### Exercise
Every line of the material below should be repeated exactly.

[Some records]

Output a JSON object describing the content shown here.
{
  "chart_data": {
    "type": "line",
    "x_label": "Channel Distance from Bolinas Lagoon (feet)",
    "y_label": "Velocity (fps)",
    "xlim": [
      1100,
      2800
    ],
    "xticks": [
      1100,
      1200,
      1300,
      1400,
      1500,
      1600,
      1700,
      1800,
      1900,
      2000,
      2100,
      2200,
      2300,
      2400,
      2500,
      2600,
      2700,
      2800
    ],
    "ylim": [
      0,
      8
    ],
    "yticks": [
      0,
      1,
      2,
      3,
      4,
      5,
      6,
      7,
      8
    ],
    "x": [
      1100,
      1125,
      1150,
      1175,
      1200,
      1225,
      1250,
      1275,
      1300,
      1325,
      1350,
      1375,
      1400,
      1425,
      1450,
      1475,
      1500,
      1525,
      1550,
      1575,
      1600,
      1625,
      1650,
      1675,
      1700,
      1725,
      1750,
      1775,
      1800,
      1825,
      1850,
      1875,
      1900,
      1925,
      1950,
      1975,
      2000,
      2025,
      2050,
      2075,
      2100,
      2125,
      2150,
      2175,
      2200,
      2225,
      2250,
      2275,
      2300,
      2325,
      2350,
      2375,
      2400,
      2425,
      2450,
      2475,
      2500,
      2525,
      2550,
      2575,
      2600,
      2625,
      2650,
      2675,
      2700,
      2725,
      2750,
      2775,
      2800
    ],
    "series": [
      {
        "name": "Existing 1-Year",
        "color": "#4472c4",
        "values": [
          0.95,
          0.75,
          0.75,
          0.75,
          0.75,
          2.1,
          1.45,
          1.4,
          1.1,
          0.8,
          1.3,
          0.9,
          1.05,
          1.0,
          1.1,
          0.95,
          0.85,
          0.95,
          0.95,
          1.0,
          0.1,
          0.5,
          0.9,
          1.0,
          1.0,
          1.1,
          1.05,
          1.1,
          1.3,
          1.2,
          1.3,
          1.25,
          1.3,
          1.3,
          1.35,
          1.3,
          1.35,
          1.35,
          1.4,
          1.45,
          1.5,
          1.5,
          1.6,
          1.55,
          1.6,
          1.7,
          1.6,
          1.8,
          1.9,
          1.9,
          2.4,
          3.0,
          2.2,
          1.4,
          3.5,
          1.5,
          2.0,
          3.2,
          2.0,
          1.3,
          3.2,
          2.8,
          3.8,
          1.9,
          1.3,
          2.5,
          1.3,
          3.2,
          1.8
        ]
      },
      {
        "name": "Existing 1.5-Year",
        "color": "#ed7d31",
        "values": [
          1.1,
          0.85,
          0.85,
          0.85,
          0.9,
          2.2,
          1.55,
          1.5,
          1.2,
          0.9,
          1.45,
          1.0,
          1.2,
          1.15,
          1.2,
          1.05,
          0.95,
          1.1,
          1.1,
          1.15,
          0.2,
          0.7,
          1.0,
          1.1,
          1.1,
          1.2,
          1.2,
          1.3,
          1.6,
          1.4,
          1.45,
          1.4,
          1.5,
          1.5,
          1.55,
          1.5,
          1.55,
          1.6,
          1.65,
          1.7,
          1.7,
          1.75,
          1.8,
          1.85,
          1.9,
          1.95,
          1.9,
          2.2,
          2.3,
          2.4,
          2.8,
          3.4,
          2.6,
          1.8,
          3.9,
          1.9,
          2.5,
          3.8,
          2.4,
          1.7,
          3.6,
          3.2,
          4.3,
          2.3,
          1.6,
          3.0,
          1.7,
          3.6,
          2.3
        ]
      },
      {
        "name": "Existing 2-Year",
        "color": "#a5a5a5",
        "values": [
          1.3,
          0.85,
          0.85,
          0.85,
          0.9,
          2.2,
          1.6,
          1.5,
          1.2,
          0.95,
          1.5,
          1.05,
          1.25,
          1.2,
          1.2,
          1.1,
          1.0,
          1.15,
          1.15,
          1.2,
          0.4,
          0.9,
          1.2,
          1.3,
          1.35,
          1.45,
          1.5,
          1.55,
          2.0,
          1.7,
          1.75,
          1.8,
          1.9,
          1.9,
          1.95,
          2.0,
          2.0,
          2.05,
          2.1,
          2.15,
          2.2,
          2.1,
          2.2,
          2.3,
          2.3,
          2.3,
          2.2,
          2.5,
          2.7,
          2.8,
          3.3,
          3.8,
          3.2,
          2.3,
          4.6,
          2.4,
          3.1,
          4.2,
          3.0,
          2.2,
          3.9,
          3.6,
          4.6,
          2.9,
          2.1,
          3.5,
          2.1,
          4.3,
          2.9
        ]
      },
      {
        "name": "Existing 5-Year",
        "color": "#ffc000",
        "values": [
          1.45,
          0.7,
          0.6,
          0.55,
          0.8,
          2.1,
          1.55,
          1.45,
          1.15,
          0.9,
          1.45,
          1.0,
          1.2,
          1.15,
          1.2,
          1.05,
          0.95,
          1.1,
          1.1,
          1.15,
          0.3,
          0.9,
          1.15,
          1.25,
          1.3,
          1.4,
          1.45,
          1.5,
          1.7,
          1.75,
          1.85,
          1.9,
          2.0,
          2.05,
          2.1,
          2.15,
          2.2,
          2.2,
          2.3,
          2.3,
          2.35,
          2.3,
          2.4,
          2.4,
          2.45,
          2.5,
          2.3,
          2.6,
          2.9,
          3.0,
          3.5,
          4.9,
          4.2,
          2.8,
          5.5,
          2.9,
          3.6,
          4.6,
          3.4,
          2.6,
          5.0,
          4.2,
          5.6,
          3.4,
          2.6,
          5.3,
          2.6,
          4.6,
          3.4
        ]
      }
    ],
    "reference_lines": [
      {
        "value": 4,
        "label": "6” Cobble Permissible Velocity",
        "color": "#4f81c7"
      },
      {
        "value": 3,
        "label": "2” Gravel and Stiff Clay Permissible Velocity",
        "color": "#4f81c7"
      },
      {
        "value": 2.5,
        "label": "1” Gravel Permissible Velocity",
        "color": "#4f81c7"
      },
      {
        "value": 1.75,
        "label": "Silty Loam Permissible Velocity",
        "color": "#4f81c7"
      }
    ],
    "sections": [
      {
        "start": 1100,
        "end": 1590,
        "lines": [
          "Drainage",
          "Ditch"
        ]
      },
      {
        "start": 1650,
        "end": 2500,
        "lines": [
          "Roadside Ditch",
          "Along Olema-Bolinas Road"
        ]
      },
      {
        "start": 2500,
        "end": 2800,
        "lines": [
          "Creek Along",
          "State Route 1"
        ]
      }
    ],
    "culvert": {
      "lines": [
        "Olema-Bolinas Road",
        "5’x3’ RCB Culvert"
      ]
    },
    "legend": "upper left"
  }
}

### Exercise response
Output a JSON object describing the content shown here.
{
  "chart_data": {
    "type": "line",
    "x_label": "Channel Distance from Bolinas Lagoon (feet)",
    "y_label": "Velocity (fps)",
    "xlim": [
      1100,
      2800
    ],
    "xticks": [
      1100,
      1200,
      1300,
      1400,
      1500,
      1600,
      1700,
      1800,
      1900,
      2000,
      2100,
      2200,
      2300,
      2400,
      2500,
      2600,
      2700,
      2800
    ],
    "ylim": [
      0,
      8
    ],
    "yticks": [
      0,
      1,
      2,
      3,
      4,
      5,
      6,
      7,
      8
    ],
    "x": [
      1100,
      1125,
      1150,
      1175,
      1200,
      1225,
      1250,
      1275,
      1300,
      1325,
      1350,
      1375,
      1400,
      1425,
      1450,
      1475,
      1500,
      1525,
      1550,
      1575,
      1600,
      1625,
      1650,
      1675,
      1700,
      1725,
      1750,
      1775,
      1800,
      1825,
      1850,
      1875,
      1900,
      1925,
      1950,
      1975,
      2000,
      2025,
      2050,
      2075,
      2100,
      2125,
      2150,
      2175,
      2200,
      2225,
      2250,
      2275,
      2300,
      2325,
      2350,
      2375,
      2400,
      2425,
      2450,
      2475,
      2500,
      2525,
      2550,
      2575,
      2600,
      2625,
      2650,
      2675,
      2700,
      2725,
      2750,
      2775,
      2800
    ],
    "series": [
      {
        "name": "Existing 1-Year",
        "color": "#4472c4",
        "values": [
          0.95,
          0.75,
          0.75,
          0.75,
          0.75,
          2.1,
          1.45,
          1.4,
          1.1,
          0.8,
          1.3,
          0.9,
          1.05,
          1.0,
          1.1,
          0.95,
          0.85,
          0.95,
          0.95,
          1.0,
          0.1,
          0.5,
          0.9,
          1.0,
          1.0,
          1.1,
          1.05,
          1.1,
          1.3,
          1.2,
          1.3,
          1.25,
          1.3,
          1.3,
          1.35,
          1.3,
          1.35,
          1.35,
          1.4,
          1.45,
          1.5,
          1.5,
          1.6,
          1.55,
          1.6,
          1.7,
          1.6,
          1.8,
          1.9,
          1.9,
          2.4,
          3.0,
          2.2,
          1.4,
          3.5,
          1.5,
          2.0,
          3.2,
          2.0,
          1.3,
          3.2,
          2.8,
          3.8,
          1.9,
          1.3,
          2.5,
          1.3,
          3.2,
          1.8
        ]
      },
      {
        "name": "Existing 1.5-Year",
        "color": "#ed7d31",
        "values": [
          1.1,
          0.85,
          0.85,
          0.85,
          0.9,
          2.2,
          1.55,
          1.5,
          1.2,
          0.9,
          1.45,
          1.0,
          1.2,
          1.15,
          1.2,
          1.05,
          0.95,
          1.1,
          1.1,
          1.15,
          0.2,
          0.7,
          1.0,
          1.1,
          1.1,
          1.2,
          1.2,
          1.3,
          1.6,
          1.4,
          1.45,
          1.4,
          1.5,
          1.5,
          1.55,
          1.5,
          1.55,
          1.6,
          1.65,
          1.7,
          1.7,
          1.75,
          1.8,
          1.85,
          1.9,
          1.95,
          1.9,
          2.2,
          2.3,
          2.4,
          2.8,
          3.4,
          2.6,
          1.8,
          3.9,
          1.9,
          2.5,
          3.8,
          2.4,
          1.7,
          3.6,
          3.2,
          4.3,
          2.3,
          1.6,
          3.0,
          1.7,
          3.6,
          2.3
        ]
      },
      {
        "name": "Existing 2-Year",
        "color": "#a5a5a5",
        "values": [
          1.3,
          0.85,
          0.85,
          0.85,
          0.9,
          2.2,
          1.6,
          1.5,
          1.2,
          0.95,
          1.5,
          1.05,
          1.25,
          1.2,
          1.2,
          1.1,
          1.0,
          1.15,
          1.15,
          1.2,
          0.4,
          0.9,
          1.2,
          1.3,
          1.35,
          1.45,
          1.5,
          1.55,
          2.0,
          1.7,
          1.75,
          1.8,
          1.9,
          1.9,
          1.95,
          2.0,
          2.0,
          2.05,
          2.1,
          2.15,
          2.2,
          2.1,
          2.2,
          2.3,
          2.3,
          2.3,
          2.2,
          2.5,
          2.7,
          2.8,
          3.3,
          3.8,
          3.2,
          2.3,
          4.6,
          2.4,
          3.1,
          4.2,
          3.0,
          2.2,
          3.9,
          3.6,
          4.6,
          2.9,
          2.1,
          3.5,
          2.1,
          4.3,
          2.9
        ]
      },
      {
        "name": "Existing 5-Year",
        "color": "#ffc000",
        "values": [
          1.45,
          0.7,
          0.6,
          0.55,
          0.8,
          2.1,
          1.55,
          1.45,
          1.15,
          0.9,
          1.45,
          1.0,
          1.2,
          1.15,
          1.2,
          1.05,
          0.95,
          1.1,
          1.1,
          1.15,
          0.3,
          0.9,
          1.15,
          1.25,
          1.3,
          1.4,
          1.45,
          1.5,
          1.7,
          1.75,
          1.85,
          1.9,
          2.0,
          2.05,
          2.1,
          2.15,
          2.2,
          2.2,
          2.3,
          2.3,
          2.35,
          2.3,
          2.4,
          2.4,
          2.45,
          2.5,
          2.3,
          2.6,
          2.9,
          3.0,
          3.5,
          4.9,
          4.2,
          2.8,
          5.5,
          2.9,
          3.6,
          4.6,
          3.4,
          2.6,
          5.0,
          4.2,
          5.6,
          3.4,
          2.6,
          5.3,
          2.6,
          4.6,
          3.4
        ]
      }
    ],
    "reference_lines": [
      {
        "value": 4,
        "label": "6” Cobble Permissible Velocity",
        "color": "#4f81c7"
      },
      {
        "value": 3,
        "label": "2” Gravel and Stiff Clay Permissible Velocity",
        "color": "#4f81c7"
      },
      {
        "value": 2.5,
        "label": "1” Gravel Permissible Velocity",
        "color": "#4f81c7"
      },
      {
        "value": 1.75,
        "label": "Silty Loam Permissible Velocity",
        "color": "#4f81c7"
      }
    ],
    "sections": [
      {
        "start": 1100,
        "end": 1590,
        "lines": [
          "Drainage",
          "Ditch"
        ]
      },
      {
        "start": 1650,
        "end": 2500,
        "lines": [
          "Roadside Ditch",
          "Along Olema-Bolinas Road"
        ]
      },
      {
        "start": 2500,
        "end": 2800,
        "lines": [
          "Creek Along",
          "State Route 1"
        ]
      }
    ],
    "culvert": {
      "lines": [
        "Olema-Bolinas Road",
        "5’x3’ RCB Culvert"
      ]
    },
    "legend": "upper left"
  }
}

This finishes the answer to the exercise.